Exercise prompt:
Every line with the string "Vaporpressuredeficit" should be gathered.

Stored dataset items
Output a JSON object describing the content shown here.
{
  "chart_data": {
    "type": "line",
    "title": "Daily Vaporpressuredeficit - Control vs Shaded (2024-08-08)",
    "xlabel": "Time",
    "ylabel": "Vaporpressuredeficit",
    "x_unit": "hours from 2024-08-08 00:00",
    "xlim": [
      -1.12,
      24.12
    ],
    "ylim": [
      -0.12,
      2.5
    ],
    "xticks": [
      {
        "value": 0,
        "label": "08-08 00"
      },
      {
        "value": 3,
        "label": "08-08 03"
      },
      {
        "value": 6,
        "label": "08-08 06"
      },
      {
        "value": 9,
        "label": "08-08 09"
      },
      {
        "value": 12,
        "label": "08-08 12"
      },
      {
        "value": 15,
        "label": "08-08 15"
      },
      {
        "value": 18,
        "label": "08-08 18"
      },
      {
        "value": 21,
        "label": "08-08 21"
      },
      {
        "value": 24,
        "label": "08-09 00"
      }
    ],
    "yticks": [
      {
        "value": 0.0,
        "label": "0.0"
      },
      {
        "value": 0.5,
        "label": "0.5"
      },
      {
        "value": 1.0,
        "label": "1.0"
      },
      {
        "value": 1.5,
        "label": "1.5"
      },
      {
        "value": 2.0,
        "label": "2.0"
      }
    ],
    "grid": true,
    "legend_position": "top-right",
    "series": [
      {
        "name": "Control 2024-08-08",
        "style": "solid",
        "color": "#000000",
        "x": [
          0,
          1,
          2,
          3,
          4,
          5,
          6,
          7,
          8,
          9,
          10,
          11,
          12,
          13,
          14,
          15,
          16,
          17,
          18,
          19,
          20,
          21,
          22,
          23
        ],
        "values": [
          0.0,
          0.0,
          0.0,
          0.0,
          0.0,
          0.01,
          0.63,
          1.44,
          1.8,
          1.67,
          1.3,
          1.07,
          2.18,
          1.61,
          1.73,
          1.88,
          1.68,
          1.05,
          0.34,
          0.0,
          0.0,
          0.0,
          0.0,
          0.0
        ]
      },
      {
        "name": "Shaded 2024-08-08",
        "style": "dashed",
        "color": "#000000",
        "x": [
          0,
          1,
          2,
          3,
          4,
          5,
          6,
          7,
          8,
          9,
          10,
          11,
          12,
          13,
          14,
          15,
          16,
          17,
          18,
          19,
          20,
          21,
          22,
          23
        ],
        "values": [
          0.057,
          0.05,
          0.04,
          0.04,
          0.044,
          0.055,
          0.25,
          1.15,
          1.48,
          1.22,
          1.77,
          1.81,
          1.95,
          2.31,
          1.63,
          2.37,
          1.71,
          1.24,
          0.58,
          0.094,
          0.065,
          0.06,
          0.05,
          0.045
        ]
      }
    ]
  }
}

The answer:
    "title": "Daily Vaporpressuredeficit - Control vs Shaded (2024-08-08)",
    "ylabel": "Vaporpressuredeficit",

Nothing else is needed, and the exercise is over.